INSTRUCTION :: From the listing below, extract every line containing "this".

SUPPLIED INFORMATION ::
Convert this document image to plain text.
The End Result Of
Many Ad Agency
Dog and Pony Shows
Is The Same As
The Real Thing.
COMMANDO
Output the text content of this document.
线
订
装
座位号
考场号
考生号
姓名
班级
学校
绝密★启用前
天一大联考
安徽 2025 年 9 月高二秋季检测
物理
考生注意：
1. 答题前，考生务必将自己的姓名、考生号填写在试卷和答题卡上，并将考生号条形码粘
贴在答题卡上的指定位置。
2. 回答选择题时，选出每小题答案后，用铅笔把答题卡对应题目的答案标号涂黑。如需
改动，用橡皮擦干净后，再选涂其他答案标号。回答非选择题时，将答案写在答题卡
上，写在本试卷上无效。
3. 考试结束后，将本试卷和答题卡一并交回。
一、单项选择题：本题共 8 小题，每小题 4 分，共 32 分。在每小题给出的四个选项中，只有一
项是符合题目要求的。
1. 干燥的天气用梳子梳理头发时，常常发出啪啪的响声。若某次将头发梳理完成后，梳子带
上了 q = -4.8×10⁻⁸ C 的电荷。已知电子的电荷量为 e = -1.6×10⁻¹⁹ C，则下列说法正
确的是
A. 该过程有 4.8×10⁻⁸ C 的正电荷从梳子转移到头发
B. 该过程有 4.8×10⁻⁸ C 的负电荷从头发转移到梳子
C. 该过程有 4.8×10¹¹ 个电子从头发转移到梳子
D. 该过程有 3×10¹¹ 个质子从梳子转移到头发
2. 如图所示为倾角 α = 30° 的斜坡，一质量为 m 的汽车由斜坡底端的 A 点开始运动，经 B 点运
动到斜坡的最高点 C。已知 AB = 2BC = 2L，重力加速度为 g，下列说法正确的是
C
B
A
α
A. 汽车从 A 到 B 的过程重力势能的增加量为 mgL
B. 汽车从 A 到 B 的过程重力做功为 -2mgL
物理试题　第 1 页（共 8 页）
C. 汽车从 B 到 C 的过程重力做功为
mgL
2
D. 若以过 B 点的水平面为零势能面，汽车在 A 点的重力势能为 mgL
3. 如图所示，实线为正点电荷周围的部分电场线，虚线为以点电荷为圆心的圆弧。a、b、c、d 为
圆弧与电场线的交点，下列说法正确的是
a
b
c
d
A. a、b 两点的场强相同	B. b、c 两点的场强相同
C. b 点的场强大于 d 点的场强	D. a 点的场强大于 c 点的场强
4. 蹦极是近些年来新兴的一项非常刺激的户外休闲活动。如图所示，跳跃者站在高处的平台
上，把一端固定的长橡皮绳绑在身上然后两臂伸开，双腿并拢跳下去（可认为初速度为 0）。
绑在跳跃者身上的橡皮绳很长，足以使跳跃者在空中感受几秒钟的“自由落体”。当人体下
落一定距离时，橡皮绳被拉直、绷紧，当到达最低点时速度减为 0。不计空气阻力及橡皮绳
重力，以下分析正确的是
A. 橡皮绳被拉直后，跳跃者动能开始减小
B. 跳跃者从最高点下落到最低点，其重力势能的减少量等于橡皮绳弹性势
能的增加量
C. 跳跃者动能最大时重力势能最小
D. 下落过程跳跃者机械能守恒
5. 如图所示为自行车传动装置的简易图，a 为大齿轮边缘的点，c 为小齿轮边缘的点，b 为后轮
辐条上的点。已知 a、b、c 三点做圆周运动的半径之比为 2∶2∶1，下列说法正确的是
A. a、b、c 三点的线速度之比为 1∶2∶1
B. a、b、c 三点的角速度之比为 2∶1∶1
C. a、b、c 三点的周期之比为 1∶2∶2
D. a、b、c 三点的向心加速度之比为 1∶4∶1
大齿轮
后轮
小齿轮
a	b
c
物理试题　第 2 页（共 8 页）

COMPLETE ANSWER ::
Convert this document image to plain text.
Output the text content of this document.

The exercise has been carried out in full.